Problem details:
Pull out every line below that holds the word "suami".

Supplied records:
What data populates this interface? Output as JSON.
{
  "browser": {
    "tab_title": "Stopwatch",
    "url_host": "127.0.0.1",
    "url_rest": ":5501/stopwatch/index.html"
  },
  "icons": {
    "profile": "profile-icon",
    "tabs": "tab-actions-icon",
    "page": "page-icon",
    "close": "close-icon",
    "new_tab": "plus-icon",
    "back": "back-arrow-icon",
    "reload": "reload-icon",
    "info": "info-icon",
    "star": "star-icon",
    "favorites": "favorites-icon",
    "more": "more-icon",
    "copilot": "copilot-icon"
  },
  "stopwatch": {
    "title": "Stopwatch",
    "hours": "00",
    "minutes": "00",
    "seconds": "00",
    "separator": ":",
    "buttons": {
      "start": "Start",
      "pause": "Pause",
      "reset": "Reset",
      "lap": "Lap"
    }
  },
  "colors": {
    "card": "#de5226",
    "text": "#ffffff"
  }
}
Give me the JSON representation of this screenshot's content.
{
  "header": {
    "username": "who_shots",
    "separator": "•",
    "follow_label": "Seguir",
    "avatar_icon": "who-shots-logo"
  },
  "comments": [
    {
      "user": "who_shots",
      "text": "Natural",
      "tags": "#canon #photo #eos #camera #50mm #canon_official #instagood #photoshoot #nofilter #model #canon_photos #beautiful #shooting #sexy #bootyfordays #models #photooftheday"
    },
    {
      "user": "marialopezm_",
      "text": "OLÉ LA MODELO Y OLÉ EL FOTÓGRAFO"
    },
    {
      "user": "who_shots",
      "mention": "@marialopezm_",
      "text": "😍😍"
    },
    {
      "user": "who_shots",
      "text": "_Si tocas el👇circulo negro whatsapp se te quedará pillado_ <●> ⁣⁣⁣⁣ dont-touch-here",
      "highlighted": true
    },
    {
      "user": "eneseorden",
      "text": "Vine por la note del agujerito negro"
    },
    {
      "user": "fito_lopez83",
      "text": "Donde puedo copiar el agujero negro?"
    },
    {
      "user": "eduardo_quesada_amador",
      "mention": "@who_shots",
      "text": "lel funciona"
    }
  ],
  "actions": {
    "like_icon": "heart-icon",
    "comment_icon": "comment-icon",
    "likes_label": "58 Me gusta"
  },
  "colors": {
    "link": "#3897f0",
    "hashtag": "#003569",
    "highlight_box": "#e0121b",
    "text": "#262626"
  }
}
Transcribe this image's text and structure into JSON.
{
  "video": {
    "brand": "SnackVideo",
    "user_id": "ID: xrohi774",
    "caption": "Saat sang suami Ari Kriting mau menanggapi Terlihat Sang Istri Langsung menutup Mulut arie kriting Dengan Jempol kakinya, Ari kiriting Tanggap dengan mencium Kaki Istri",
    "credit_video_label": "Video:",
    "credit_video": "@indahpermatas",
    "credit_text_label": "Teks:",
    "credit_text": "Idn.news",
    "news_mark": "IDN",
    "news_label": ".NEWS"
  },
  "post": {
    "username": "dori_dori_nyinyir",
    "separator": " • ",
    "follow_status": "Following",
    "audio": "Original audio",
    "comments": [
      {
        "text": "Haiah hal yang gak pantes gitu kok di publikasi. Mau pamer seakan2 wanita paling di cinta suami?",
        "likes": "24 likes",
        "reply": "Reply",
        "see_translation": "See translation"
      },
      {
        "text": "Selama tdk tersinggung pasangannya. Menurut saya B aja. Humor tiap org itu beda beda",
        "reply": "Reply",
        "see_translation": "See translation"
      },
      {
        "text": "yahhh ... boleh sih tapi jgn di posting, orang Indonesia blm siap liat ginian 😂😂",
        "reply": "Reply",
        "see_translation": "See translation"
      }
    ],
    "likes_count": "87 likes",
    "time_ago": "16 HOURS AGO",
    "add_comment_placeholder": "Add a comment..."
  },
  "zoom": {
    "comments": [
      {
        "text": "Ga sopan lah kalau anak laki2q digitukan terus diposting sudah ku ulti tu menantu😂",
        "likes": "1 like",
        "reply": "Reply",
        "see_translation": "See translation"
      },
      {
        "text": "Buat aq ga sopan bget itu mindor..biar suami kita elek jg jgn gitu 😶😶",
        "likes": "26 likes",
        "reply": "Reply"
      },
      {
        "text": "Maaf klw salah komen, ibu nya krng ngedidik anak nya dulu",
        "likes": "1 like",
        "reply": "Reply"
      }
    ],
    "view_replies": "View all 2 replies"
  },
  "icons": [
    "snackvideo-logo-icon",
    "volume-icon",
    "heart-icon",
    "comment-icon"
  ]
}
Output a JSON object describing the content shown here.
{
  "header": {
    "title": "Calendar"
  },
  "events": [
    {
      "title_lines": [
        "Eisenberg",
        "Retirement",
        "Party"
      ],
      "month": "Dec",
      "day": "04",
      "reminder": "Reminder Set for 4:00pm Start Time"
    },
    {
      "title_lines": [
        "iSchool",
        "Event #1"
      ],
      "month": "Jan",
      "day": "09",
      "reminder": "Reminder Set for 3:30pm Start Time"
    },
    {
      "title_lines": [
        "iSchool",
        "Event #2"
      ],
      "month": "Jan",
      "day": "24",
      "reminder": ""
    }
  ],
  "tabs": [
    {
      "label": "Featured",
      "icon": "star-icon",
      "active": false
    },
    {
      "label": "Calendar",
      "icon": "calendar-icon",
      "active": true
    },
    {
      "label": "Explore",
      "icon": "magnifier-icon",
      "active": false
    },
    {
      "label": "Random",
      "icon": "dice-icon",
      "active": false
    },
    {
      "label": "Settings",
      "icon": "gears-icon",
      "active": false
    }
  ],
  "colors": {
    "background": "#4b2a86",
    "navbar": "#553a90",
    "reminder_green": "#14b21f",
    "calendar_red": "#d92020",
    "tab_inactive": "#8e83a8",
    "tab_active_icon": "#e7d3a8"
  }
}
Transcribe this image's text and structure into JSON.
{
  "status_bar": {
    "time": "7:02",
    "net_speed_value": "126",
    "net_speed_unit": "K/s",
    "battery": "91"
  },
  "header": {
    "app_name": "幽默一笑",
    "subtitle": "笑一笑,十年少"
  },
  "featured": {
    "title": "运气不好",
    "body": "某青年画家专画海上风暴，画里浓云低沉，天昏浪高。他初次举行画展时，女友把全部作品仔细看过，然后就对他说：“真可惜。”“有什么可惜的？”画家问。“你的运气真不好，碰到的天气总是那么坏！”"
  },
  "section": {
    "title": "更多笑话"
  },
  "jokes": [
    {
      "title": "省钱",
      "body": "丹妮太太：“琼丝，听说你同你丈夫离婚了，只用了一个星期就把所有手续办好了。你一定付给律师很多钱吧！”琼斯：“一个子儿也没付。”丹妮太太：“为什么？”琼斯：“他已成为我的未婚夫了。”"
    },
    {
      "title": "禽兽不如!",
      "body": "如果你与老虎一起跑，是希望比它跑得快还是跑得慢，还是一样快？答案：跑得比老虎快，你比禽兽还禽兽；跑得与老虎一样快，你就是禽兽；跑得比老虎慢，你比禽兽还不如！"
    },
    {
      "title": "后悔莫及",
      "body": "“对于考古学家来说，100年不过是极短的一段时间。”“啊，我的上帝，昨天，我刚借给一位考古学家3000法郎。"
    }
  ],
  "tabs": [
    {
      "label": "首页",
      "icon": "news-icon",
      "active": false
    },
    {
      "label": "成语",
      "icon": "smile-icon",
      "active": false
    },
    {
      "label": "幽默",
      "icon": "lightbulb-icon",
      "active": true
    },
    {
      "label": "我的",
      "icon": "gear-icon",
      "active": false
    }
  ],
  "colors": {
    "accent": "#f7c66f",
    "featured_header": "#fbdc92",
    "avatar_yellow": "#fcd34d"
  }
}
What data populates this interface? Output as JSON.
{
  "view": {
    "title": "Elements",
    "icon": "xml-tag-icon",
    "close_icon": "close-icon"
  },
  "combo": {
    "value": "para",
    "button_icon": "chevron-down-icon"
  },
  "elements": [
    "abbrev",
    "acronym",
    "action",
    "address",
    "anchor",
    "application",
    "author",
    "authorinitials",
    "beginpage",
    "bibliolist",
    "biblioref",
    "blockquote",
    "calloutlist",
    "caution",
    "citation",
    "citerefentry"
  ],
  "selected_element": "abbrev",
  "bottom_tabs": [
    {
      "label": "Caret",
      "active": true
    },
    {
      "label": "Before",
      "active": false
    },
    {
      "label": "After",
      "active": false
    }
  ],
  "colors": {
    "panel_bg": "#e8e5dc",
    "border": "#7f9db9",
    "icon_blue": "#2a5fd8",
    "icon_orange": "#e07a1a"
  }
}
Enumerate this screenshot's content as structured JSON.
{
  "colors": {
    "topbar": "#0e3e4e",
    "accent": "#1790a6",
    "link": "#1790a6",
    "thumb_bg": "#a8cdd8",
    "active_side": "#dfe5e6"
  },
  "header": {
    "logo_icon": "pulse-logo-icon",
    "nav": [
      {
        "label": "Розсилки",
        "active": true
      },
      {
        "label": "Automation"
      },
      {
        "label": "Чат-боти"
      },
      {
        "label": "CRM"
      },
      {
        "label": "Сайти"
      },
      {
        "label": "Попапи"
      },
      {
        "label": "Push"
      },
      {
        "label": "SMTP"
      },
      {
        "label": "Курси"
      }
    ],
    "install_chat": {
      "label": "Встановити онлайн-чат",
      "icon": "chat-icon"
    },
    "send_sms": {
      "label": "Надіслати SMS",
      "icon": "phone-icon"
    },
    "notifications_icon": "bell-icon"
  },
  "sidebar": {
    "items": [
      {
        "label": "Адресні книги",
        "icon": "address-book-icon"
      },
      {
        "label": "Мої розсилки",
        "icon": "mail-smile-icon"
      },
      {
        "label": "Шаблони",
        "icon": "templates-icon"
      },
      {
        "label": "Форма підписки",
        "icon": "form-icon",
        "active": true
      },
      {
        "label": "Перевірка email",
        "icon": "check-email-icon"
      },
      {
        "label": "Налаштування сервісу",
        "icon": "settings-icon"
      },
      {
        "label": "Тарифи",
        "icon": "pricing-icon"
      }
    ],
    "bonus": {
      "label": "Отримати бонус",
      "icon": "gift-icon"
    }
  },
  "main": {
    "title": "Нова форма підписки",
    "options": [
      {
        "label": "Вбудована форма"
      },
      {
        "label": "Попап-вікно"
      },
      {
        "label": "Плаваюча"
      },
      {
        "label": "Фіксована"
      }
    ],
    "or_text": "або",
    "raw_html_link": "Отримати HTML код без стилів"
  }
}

Exercise output:
    "caption": "Saat sang suami Ari Kriting mau menanggapi Terlihat Sang Istri Langsung menutup Mulut arie kriting Dengan Jempol kakinya, Ari kiriting Tanggap dengan mencium Kaki Istri",
        "text": "Haiah hal yang gak pantes gitu kok di publikasi. Mau pamer seakan2 wanita paling di cinta suami?",
        "text": "Buat aq ga sopan bget itu mindor..biar suami kita elek jg jgn gitu 😶😶",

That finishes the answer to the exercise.